## INSTRUCTIONS FOR THE TASK
Retype every entry exactly, character for character.

## DATA TO PROCESS
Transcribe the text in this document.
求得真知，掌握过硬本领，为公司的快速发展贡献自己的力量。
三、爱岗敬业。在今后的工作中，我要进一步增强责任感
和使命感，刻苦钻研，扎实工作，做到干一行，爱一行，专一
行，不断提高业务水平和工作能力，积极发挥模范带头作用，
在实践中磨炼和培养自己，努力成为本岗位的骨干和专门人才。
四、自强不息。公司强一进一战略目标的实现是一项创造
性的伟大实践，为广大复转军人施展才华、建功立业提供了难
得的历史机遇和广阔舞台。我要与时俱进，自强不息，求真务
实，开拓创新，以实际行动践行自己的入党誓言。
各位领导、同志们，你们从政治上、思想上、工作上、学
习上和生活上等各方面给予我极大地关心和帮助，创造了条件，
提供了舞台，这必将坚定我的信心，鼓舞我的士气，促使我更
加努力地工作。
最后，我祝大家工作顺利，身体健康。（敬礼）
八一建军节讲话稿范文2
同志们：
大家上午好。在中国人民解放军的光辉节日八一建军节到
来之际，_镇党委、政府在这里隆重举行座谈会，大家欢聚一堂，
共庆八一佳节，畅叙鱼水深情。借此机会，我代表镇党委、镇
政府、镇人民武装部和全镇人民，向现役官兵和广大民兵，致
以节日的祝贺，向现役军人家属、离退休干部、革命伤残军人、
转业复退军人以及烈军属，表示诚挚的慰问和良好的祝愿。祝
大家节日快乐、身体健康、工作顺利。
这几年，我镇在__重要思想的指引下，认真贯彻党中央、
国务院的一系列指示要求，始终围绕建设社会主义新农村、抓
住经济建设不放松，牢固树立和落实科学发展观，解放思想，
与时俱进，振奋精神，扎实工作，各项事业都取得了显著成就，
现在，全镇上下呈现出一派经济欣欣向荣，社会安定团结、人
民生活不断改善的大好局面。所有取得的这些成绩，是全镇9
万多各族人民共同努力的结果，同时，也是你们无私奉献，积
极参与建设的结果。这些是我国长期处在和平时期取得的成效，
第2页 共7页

## EXERCISE SOLUTION
Transcribe the text in this document.
求得真知，掌握过硬本领，为公司的快速发展贡献自己的力量。
三、爱岗敬业。在今后的工作中，我要进一步增强责任感
和使命感，刻苦钻研，扎实工作，做到干一行，爱一行，专一
行，不断提高业务水平和工作能力，积极发挥模范带头作用，
在实践中磨炼和培养自己，努力成为本岗位的骨干和专门人才。
四、自强不息。公司强一进一战略目标的实现是一项创造
性的伟大实践，为广大复转军人施展才华、建功立业提供了难
得的历史机遇和广阔舞台。我要与时俱进，自强不息，求真务
实，开拓创新，以实际行动践行自己的入党誓言。
各位领导、同志们，你们从政治上、思想上、工作上、学
习上和生活上等各方面给予我极大地关心和帮助，创造了条件，
提供了舞台，这必将坚定我的信心，鼓舞我的士气，促使我更
加努力地工作。
最后，我祝大家工作顺利，身体健康。（敬礼）
八一建军节讲话稿范文2
同志们：
大家上午好。在中国人民解放军的光辉节日八一建军节到
来之际，_镇党委、政府在这里隆重举行座谈会，大家欢聚一堂，
共庆八一佳节，畅叙鱼水深情。借此机会，我代表镇党委、镇
政府、镇人民武装部和全镇人民，向现役官兵和广大民兵，致
以节日的祝贺，向现役军人家属、离退休干部、革命伤残军人、
转业复退军人以及烈军属，表示诚挚的慰问和良好的祝愿。祝
大家节日快乐、身体健康、工作顺利。
这几年，我镇在__重要思想的指引下，认真贯彻党中央、
国务院的一系列指示要求，始终围绕建设社会主义新农村、抓
住经济建设不放松，牢固树立和落实科学发展观，解放思想，
与时俱进，振奋精神，扎实工作，各项事业都取得了显著成就，
现在，全镇上下呈现出一派经济欣欣向荣，社会安定团结、人
民生活不断改善的大好局面。所有取得的这些成绩，是全镇9
万多各族人民共同努力的结果，同时，也是你们无私奉献，积
极参与建设的结果。这些是我国长期处在和平时期取得的成效，
第2页 共7页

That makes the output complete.